- Exercise: Leave out the pictures and copy each record below exactly.

[Items listed in a dataset]
◆ ◆ ◆

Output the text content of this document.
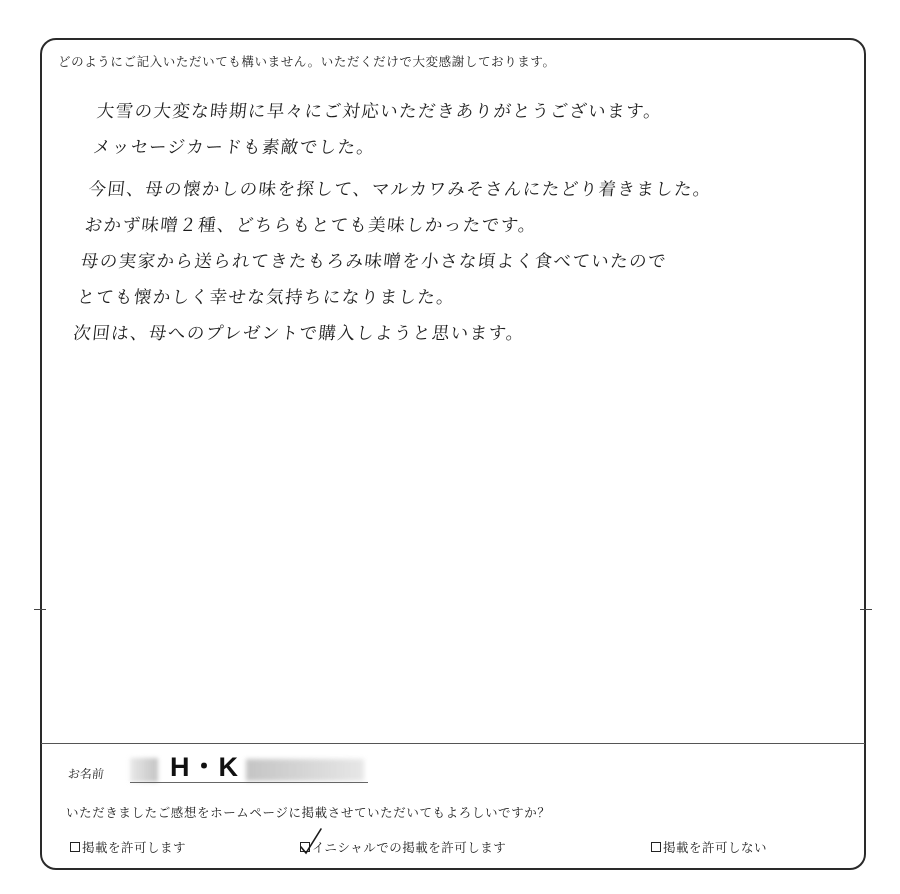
どのようにご記入いただいても構いません。いただくだけで大変感謝しております。
大雪の大変な時期に早々にご対応いただきありがとうございます。
メッセージカードも素敵でした。
今回、母の懐かしの味を探して、マルカワみそさんにたどり着きました。
おかず味噌２種、どちらもとても美味しかったです。
母の実家から送られてきたもろみ味噌を小さな頃よく食べていたので
とても懐かしく幸せな気持ちになりました。
次回は、母へのプレゼントで購入しようと思います。
お名前 H・K
いただきましたご感想をホームページに掲載させていただいてもよろしいですか？
掲載を許可します	イニシャルでの掲載を許可します	掲載を許可しない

◆ ◆ ◆

- Completed task:
Output the text content of this document.
どのようにご記入いただいても構いません。いただくだけで大変感謝しております。
大雪の大変な時期に早々にご対応いただきありがとうございます。
メッセージカードも素敵でした。
今回、母の懐かしの味を探して、マルカワみそさんにたどり着きました。
おかず味噌２種、どちらもとても美味しかったです。
母の実家から送られてきたもろみ味噌を小さな頃よく食べていたので
とても懐かしく幸せな気持ちになりました。
次回は、母へのプレゼントで購入しようと思います。
お名前 H・K
いただきましたご感想をホームページに掲載させていただいてもよろしいですか？
掲載を許可します	イニシャルでの掲載を許可します	掲載を許可しない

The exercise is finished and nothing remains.